# [Passage provided]
* * * * * * * * *

Biofuel use is limited in the 2.0 °C Scenario to a maximum of 370 PJ/year. Therefore, around 2030, synthetic fuels based on power-to-liquid will be introduced, with a maximum consumption of 1670 PJ/year in 2050. Biofuel use in the 1.5 °C Scenario with have a maximum of 430 PJ/year. The maximum synthetic fuel demand will amount to 920 PJ/year.

8.9.1.8 The Middle East: Development of CO2 Emissions

In the 5.0 °C Scenario, the Middle East’s annual CO2 emissions will increase by 76% from 1760 Mt. in 2015 to 3094 Mt. in 2050. The stringent mitigation measures in both alternative scenarios will cause the annual emissions to fall to 510 Mt. in 2040 in the 2.0 °C Scenario and to 220 Mt. in the 1.5 °C Scenario, with further reductions to almost zero by 2050. In the 5.0 °C case, the cumulative CO2 emissions from 2015 until 2050 will add up to 90 Gt. In contrast, in the 2.0 °C and 1.5 °C Scenarios, the cumulative emissions for the period from 2015 until 2050 will be 38 Gt and 31 Gt, respectively.
Therefore, the cumulative CO2 emissions will decrease by 58% in the 2.0 °C Scenario and by 66% in the 1.5 °C Scenario compared with the 5.0 °C case. A rapid reduction in annual emissions will occur in both alternative scenarios. In the 2.0 °C Scenario, this reduction will be greatest in ‘Industry’ followed by the ‘Power generation’ and ‘Transport’ sectors (Fig. 8.60).

8.9.1.9 The Middle East: Primary Energy Consumption

The levels of primary energy consumption in the three scenarios when the assumptions discussed above are taken into account are shown in Fig. 8.61. In the 2.0 °C Scenario, the primary energy demand will decrease by 16%, from around 30,300 PJ/year in 2015 to 25,400 PJ/year in 2050. Compared with the 5.0 °C Scenario, the overall primary energy demand will decrease by 59% by 2050 in the 2.0 °C Scenario (5.0 °C: 61,700 PJ in 2050). In the 1.5 °C Scenario, the primary energy demand will be even lower (22,300 PJ in 2050) because the final energy demand and conversion losses will be lower.

* * * * * * * * *

# [Entries provided]
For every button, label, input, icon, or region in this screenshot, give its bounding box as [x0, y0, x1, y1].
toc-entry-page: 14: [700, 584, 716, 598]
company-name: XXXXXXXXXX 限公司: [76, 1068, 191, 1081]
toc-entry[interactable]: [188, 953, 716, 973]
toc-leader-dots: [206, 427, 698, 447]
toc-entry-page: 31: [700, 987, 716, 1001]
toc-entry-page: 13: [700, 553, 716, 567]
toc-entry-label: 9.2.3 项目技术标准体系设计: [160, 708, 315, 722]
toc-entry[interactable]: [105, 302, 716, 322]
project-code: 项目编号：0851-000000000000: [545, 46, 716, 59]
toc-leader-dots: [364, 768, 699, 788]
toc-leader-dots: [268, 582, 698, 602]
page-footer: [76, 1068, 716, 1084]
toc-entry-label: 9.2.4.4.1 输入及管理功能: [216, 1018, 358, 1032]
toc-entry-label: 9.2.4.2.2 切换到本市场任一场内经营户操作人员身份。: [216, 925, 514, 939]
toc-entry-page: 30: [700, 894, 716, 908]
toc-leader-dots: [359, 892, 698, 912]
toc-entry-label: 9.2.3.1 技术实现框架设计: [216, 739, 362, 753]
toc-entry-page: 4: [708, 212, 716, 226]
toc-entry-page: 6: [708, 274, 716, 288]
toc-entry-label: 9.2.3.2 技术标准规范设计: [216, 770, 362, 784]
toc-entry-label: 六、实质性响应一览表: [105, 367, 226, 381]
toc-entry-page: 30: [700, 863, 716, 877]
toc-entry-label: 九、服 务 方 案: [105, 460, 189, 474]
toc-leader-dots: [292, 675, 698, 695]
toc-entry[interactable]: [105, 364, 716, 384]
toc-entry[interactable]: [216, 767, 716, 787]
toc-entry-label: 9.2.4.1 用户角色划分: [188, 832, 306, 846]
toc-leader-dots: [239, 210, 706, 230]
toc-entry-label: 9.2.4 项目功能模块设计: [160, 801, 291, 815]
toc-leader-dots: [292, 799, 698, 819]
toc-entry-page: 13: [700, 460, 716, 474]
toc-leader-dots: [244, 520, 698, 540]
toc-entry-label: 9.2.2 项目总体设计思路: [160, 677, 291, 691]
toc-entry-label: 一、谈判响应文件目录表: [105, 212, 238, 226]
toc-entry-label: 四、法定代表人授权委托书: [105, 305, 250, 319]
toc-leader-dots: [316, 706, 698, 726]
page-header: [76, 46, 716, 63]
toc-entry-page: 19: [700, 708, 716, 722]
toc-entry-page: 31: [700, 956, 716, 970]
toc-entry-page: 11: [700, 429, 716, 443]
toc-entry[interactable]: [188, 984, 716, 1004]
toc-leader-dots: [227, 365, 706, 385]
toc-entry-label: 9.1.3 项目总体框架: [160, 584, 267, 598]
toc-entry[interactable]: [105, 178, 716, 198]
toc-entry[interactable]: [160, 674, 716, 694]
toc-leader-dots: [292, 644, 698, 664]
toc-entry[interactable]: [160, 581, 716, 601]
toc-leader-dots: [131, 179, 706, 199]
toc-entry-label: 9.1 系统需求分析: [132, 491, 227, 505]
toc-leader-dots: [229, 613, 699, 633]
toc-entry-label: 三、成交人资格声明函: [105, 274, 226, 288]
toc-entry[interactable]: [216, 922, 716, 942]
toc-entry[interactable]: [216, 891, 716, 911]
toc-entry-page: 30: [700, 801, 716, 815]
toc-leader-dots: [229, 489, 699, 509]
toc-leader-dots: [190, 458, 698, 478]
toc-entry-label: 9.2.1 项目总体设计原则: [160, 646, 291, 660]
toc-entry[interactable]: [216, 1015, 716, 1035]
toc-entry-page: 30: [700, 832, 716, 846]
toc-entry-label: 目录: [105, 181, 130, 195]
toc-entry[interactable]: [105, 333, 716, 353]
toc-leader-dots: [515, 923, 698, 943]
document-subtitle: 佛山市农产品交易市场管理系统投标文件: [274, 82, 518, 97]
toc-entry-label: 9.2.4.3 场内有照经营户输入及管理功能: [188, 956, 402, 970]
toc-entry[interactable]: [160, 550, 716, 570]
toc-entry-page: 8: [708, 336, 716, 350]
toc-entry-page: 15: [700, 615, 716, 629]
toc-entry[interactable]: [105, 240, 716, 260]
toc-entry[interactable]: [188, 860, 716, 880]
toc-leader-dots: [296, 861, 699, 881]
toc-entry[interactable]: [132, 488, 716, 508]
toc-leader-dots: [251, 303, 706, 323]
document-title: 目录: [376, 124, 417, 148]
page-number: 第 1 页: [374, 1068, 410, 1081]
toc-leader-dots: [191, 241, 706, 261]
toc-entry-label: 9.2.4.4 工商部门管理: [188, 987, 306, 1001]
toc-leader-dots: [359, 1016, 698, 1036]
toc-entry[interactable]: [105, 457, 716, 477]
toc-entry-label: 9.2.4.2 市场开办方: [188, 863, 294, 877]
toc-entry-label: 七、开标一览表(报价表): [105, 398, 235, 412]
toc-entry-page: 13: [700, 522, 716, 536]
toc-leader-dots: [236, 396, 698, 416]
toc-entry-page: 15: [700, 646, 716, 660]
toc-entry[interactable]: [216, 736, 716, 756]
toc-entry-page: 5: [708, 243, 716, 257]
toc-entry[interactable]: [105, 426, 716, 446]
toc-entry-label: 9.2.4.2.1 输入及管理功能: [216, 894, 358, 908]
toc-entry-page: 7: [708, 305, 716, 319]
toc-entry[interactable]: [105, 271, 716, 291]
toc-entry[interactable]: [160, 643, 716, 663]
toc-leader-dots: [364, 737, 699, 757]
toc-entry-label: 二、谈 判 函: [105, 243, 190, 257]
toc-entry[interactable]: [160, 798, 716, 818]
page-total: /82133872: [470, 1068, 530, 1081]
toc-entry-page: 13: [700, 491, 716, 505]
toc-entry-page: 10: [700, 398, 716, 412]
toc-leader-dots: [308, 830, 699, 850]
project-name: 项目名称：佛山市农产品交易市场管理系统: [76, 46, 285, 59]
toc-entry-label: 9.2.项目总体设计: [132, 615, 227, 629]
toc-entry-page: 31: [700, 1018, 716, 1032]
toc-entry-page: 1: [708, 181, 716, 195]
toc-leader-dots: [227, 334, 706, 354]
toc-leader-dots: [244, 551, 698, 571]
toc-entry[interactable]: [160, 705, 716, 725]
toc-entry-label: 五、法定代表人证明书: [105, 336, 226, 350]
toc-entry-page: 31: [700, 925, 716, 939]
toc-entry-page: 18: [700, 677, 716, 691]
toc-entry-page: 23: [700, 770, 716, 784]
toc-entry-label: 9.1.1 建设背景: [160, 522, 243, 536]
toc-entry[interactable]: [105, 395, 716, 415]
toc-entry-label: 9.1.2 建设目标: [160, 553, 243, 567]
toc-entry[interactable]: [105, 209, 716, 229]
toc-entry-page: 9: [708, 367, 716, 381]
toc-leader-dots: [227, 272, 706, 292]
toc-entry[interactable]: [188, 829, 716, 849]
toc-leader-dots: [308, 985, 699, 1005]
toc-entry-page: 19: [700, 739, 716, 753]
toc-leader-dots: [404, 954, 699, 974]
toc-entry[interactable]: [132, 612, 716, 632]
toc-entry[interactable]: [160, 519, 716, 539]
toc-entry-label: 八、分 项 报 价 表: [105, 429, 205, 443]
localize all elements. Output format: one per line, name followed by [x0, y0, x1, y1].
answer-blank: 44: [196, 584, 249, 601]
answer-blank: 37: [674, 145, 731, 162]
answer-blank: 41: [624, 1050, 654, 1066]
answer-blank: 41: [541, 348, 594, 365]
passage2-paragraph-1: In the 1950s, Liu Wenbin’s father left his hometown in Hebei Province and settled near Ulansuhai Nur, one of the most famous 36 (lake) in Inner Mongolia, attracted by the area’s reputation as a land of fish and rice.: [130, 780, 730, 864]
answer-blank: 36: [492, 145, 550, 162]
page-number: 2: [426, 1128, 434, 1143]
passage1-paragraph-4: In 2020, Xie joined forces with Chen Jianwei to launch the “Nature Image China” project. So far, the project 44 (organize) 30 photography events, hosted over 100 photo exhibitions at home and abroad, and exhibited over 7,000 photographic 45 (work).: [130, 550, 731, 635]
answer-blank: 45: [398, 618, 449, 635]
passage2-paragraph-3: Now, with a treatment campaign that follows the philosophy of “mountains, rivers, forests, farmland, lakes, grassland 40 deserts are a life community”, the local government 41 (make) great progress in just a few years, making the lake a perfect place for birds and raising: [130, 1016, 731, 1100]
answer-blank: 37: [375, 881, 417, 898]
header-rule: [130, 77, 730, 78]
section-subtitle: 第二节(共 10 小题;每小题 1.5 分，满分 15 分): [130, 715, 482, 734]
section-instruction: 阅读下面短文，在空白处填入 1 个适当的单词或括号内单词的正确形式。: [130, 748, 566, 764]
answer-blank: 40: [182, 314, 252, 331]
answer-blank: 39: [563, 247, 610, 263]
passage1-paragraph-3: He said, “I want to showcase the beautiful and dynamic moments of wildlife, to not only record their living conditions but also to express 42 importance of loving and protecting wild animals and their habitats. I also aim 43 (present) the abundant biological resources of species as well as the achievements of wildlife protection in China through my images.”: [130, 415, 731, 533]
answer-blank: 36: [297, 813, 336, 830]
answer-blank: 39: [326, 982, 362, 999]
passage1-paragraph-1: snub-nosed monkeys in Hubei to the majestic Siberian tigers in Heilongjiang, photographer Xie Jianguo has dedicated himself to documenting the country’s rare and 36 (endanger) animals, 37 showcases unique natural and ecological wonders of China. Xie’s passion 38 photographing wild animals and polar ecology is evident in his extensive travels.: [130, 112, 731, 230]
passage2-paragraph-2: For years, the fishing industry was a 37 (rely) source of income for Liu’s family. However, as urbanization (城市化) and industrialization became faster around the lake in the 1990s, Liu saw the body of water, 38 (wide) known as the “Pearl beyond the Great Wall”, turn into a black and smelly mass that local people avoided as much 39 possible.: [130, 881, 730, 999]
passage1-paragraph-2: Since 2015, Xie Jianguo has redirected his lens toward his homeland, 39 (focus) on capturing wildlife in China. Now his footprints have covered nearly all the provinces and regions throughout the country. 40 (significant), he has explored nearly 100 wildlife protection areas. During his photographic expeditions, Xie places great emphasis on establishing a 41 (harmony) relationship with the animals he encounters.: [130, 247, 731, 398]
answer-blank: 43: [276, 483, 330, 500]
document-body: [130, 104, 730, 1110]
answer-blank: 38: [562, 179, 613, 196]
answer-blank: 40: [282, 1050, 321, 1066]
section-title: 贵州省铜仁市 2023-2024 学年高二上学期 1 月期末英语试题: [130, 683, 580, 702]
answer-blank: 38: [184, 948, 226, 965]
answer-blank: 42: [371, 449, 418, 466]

* * * * * * * * *

# [Exercise instructions]
1. Summarize the passage on Middle East energy scenarios in two sentences.
2. Extend the passage on Middle East energy scenarios, starting after its final sentence.
The records have no connection to the passage on Middle East energy scenarios.

# [Answers]
1. In the 5.0 °C Scenario, the Middle East's annual CO2 emissions will rise by 76% to 3094 Mt in 2050. The 2.0 °C and 1.5 °C Scenarios will instead bring emissions to almost zero by 2050, cutting cumulative emissions by 58% and 66%, and primary energy demand in 2050 will be 25,400 PJ/year and 22,300 PJ, compared with 61,700 PJ in the 5.0 °C Scenario.

2.
Both the 2.0 °C and 1.5 °C Scenarios aim to rapidly phase-out coal and oil. This will cause renewable energy to have a primary energy share of 18% in 2030 and 88% in 2050 in the 2.0 °C Scenario. In the 1.5 °C Scenario, renewables will have a primary energy share of more than 86% in 2050 (including non-energy consumption, which will still include fossil fuels). Nuclear energy will be phased-out in 2035 in both the 2.0 °C and the 1.5 °C Scenarios. The cumulative primary energy consumption of natural gas in the 5.0 °C case will add up to 830 EJ, the cumulative coal consumption to about 10 EJ, and the crude oil consumption to 630 EJ. In the 2.0 °C Scenario, the cumulative gas demand will amount to 330 EJ, the cumulative coal demand to 1 EJ, and the cumulative oil demand to 310 EJ. Even lower fossil fuel use will be achieved in the 1.5 °C Scenario: 280 EJ for natural gas, 0.9 EJ for coal, and 270 EJ for oil.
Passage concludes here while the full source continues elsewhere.